▶ _Exercise_: Copy every line that holds "name".

▶ _Exercise materials_:
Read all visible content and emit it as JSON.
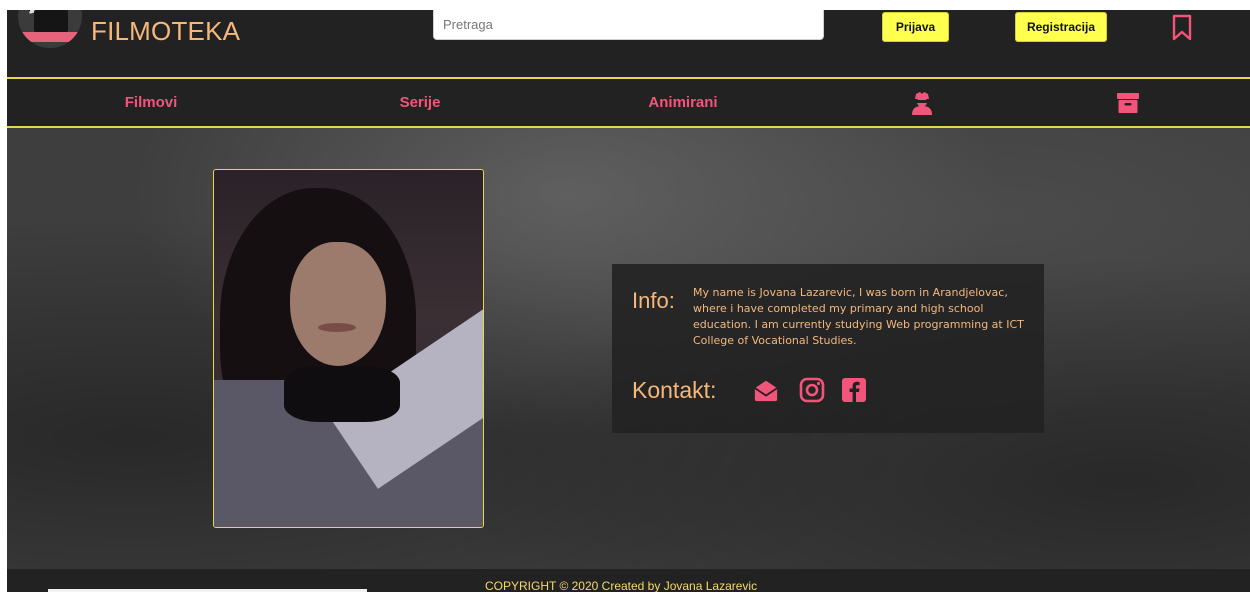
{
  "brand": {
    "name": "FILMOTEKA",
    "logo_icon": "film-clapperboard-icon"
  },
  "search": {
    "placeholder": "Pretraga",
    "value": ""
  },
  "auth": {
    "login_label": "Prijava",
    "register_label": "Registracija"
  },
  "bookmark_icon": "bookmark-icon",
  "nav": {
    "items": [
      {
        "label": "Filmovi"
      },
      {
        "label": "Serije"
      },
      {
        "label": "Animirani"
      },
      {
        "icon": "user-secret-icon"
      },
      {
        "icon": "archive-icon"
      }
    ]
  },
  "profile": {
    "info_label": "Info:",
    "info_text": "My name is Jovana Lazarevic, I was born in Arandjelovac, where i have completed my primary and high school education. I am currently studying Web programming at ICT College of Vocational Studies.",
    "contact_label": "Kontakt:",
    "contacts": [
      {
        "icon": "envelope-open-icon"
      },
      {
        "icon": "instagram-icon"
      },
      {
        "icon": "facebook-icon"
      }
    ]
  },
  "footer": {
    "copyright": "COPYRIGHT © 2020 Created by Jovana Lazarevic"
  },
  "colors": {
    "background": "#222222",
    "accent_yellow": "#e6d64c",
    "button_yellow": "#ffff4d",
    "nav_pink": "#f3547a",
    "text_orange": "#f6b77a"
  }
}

▶ _Answer in full_:
    "name": "FILMOTEKA",
    "info_text": "My name is Jovana Lazarevic, I was born in Arandjelovac, where i have completed my primary and high school education. I am currently studying Web programming at ICT College of Vocational Studies.",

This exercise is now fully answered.